Figure dataset records:

-------------------------

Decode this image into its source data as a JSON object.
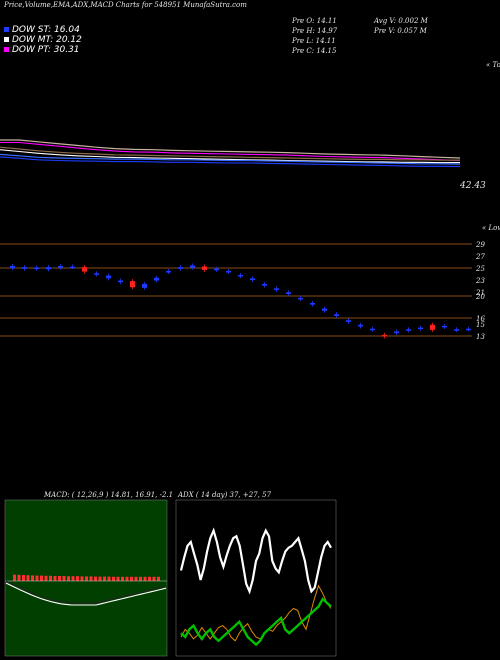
{
  "header": {
    "title": "Price,Volume,EMA,ADX,MACD Charts for 548951 MunafaSutra.com"
  },
  "legend": [
    {
      "label": "DOW ST: 16.04",
      "color": "#1e3cff"
    },
    {
      "label": "DOW MT: 20.12",
      "color": "#ffffff"
    },
    {
      "label": "DOW PT: 30.31",
      "color": "#ff00ff"
    }
  ],
  "price_info": {
    "col1": [
      "Pre O: 14.11",
      "Pre H: 14.97",
      "Pre L: 14.11",
      "Pre C: 14.15"
    ],
    "col2": [
      "Avg V: 0.002 M",
      "Pre V: 0.057 M"
    ]
  },
  "ema_panel": {
    "right_top": "« Topo",
    "last_value": "42.43"
  },
  "price_panel": {
    "right_top": "« Lowes",
    "levels": [
      "29",
      "27",
      "25",
      "23",
      "21",
      "20",
      "16",
      "15",
      "13"
    ]
  },
  "indicators": {
    "macd_title": "MACD: ( 12,26,9 ) 14.81, 16.91, -2.1",
    "adx_title": "ADX ( 14 day) 37, +27, 57"
  },
  "colors": {
    "up": "#1e3cff",
    "down": "#ff2020",
    "ema_long": "#ff00ff",
    "level_line": "#b5651d"
  },
  "chart_data": [
    {
      "type": "line",
      "title": "EMA",
      "series": [
        {
          "values": [
            48,
            48,
            47.5,
            47,
            46.5,
            46,
            45.6,
            45.4,
            45.3,
            45.1,
            45,
            44.9,
            44.8,
            44.7,
            44.6,
            44.5,
            44.3,
            44.1,
            44,
            43.9,
            43.8,
            43.6,
            43.4,
            43.2,
            43
          ]
        },
        {
          "values": [
            46,
            45.5,
            45,
            44.6,
            44.3,
            44.1,
            43.9,
            43.8,
            43.7,
            43.6,
            43.5,
            43.4,
            43.3,
            43.2,
            43.1,
            43,
            42.9,
            42.8,
            42.7,
            42.6,
            42.6,
            42.5,
            42.5,
            42.4,
            42.43
          ]
        },
        {
          "values": [
            44,
            43.6,
            43.2,
            43,
            42.9,
            42.8,
            42.7,
            42.7,
            42.6,
            42.5,
            42.5,
            42.4,
            42.3,
            42.3,
            42.2,
            42.1,
            42,
            41.9,
            41.8,
            41.7,
            41.6,
            41.5,
            41.4,
            41.4,
            41.3
          ]
        }
      ]
    },
    {
      "type": "candlestick",
      "title": "Price",
      "candles": [
        {
          "o": 25.5,
          "c": 25.1,
          "up": true
        },
        {
          "o": 25.0,
          "c": 25.3,
          "up": true
        },
        {
          "o": 25.2,
          "c": 25.0,
          "up": true
        },
        {
          "o": 24.9,
          "c": 25.3,
          "up": true
        },
        {
          "o": 25.2,
          "c": 25.5,
          "up": true
        },
        {
          "o": 25.4,
          "c": 25.3,
          "up": true
        },
        {
          "o": 25.3,
          "c": 24.5,
          "up": false
        },
        {
          "o": 24.2,
          "c": 24.0,
          "up": true
        },
        {
          "o": 23.8,
          "c": 23.3,
          "up": true
        },
        {
          "o": 22.9,
          "c": 22.6,
          "up": true
        },
        {
          "o": 22.8,
          "c": 21.7,
          "up": false
        },
        {
          "o": 22.3,
          "c": 21.6,
          "up": true
        },
        {
          "o": 22.9,
          "c": 23.4,
          "up": true
        },
        {
          "o": 24.4,
          "c": 24.6,
          "up": true
        },
        {
          "o": 25.0,
          "c": 25.3,
          "up": true
        },
        {
          "o": 25.2,
          "c": 25.6,
          "up": true
        },
        {
          "o": 25.4,
          "c": 24.8,
          "up": false
        },
        {
          "o": 25.0,
          "c": 24.8,
          "up": true
        },
        {
          "o": 24.6,
          "c": 24.4,
          "up": true
        },
        {
          "o": 23.9,
          "c": 23.7,
          "up": true
        },
        {
          "o": 23.3,
          "c": 23.0,
          "up": true
        },
        {
          "o": 22.3,
          "c": 22.0,
          "up": true
        },
        {
          "o": 21.5,
          "c": 21.2,
          "up": true
        },
        {
          "o": 20.8,
          "c": 20.5,
          "up": true
        },
        {
          "o": 19.8,
          "c": 19.6,
          "up": true
        },
        {
          "o": 18.9,
          "c": 18.6,
          "up": true
        },
        {
          "o": 17.9,
          "c": 17.5,
          "up": true
        },
        {
          "o": 16.9,
          "c": 16.6,
          "up": true
        },
        {
          "o": 15.8,
          "c": 15.5,
          "up": true
        },
        {
          "o": 15.0,
          "c": 14.7,
          "up": true
        },
        {
          "o": 14.3,
          "c": 14.1,
          "up": true
        },
        {
          "o": 13.2,
          "c": 12.9,
          "up": false
        },
        {
          "o": 13.8,
          "c": 13.5,
          "up": true
        },
        {
          "o": 14.0,
          "c": 14.2,
          "up": true
        },
        {
          "o": 14.3,
          "c": 14.5,
          "up": true
        },
        {
          "o": 14.1,
          "c": 15.0,
          "up": false
        },
        {
          "o": 14.6,
          "c": 14.8,
          "up": true
        },
        {
          "o": 14.2,
          "c": 14.1,
          "up": true
        },
        {
          "o": 14.3,
          "c": 14.15,
          "up": true
        }
      ]
    },
    {
      "type": "bar",
      "title": "MACD",
      "values": [
        3.2,
        3.1,
        3.0,
        2.9,
        2.8,
        2.7,
        2.7,
        2.6,
        2.6,
        2.5,
        2.5,
        2.5,
        2.4,
        2.4,
        2.4,
        2.3,
        2.3,
        2.3,
        2.2,
        2.2,
        2.2,
        2.2,
        2.1,
        2.1,
        2.1,
        2.1,
        2.1,
        2.1,
        2.1,
        2.1,
        2.1,
        2.1,
        2.1
      ]
    },
    {
      "type": "line",
      "title": "ADX",
      "series": [
        {
          "values": [
            45,
            52,
            58,
            60,
            54,
            48,
            40,
            46,
            55,
            62,
            66,
            60,
            52,
            47,
            53,
            58,
            62,
            63,
            58,
            48,
            38,
            34,
            40,
            50,
            54,
            62,
            66,
            63,
            50,
            46,
            44,
            50,
            55,
            57,
            58,
            60,
            62,
            56,
            50,
            40,
            34,
            36,
            44,
            52,
            58,
            60,
            57
          ]
        },
        {
          "values": [
            10,
            14,
            12,
            9,
            11,
            15,
            12,
            9,
            12,
            15,
            16,
            14,
            10,
            8,
            12,
            15,
            17,
            13,
            10,
            9,
            12,
            14,
            13,
            16,
            18,
            20,
            23,
            25,
            24,
            18,
            14,
            22,
            30,
            37,
            33,
            28,
            25
          ]
        },
        {
          "values": [
            12,
            10,
            14,
            16,
            12,
            9,
            12,
            14,
            10,
            8,
            10,
            12,
            14,
            16,
            18,
            14,
            10,
            8,
            6,
            8,
            12,
            14,
            16,
            18,
            20,
            14,
            12,
            14,
            16,
            18,
            20,
            22,
            24,
            26,
            30,
            28,
            26
          ]
        }
      ]
    }
  ]
}
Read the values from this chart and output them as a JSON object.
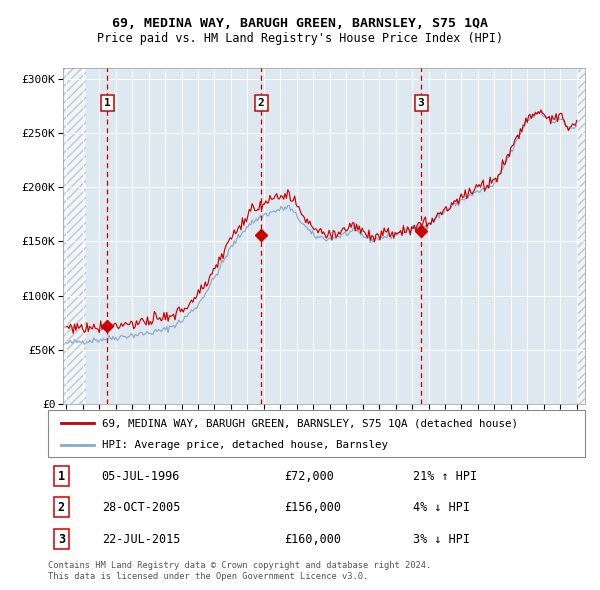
{
  "title_line1": "69, MEDINA WAY, BARUGH GREEN, BARNSLEY, S75 1QA",
  "title_line2": "Price paid vs. HM Land Registry's House Price Index (HPI)",
  "bg_color": "#dde8f0",
  "hatch_color": "#b0bfcc",
  "grid_color": "#ffffff",
  "red_line_color": "#cc0000",
  "blue_line_color": "#88aacc",
  "sale_marker_color": "#cc0000",
  "vline_color": "#cc0000",
  "ylabel_ticks": [
    "£0",
    "£50K",
    "£100K",
    "£150K",
    "£200K",
    "£250K",
    "£300K"
  ],
  "ytick_values": [
    0,
    50000,
    100000,
    150000,
    200000,
    250000,
    300000
  ],
  "ylim": [
    0,
    310000
  ],
  "xlim_start": 1993.8,
  "xlim_end": 2025.5,
  "sale_dates": [
    1996.5,
    2005.83,
    2015.55
  ],
  "sale_prices": [
    72000,
    156000,
    160000
  ],
  "sale_labels": [
    "1",
    "2",
    "3"
  ],
  "sale_date_strs": [
    "05-JUL-1996",
    "28-OCT-2005",
    "22-JUL-2015"
  ],
  "sale_price_strs": [
    "£72,000",
    "£156,000",
    "£160,000"
  ],
  "sale_hpi_strs": [
    "21% ↑ HPI",
    "4% ↓ HPI",
    "3% ↓ HPI"
  ],
  "legend_label_red": "69, MEDINA WAY, BARUGH GREEN, BARNSLEY, S75 1QA (detached house)",
  "legend_label_blue": "HPI: Average price, detached house, Barnsley",
  "footer_text": "Contains HM Land Registry data © Crown copyright and database right 2024.\nThis data is licensed under the Open Government Licence v3.0.",
  "xlabel_years": [
    1994,
    1995,
    1996,
    1997,
    1998,
    1999,
    2000,
    2001,
    2002,
    2003,
    2004,
    2005,
    2006,
    2007,
    2008,
    2009,
    2010,
    2011,
    2012,
    2013,
    2014,
    2015,
    2016,
    2017,
    2018,
    2019,
    2020,
    2021,
    2022,
    2023,
    2024,
    2025
  ],
  "hatch_right_start": 2025.0
}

-------------------------

- _PROBLEM STATEMENT_: Copy out all lines above that include the string "Land".

- _ANSWER TO THIS EXERCISE_:
  "title_line2": "Price paid vs. HM Land Registry's House Price Index (HPI)",
  "footer_text": "Contains HM Land Registry data © Crown copyright and database right 2024.\nThis data is licensed under the Open Government Licence v3.0.",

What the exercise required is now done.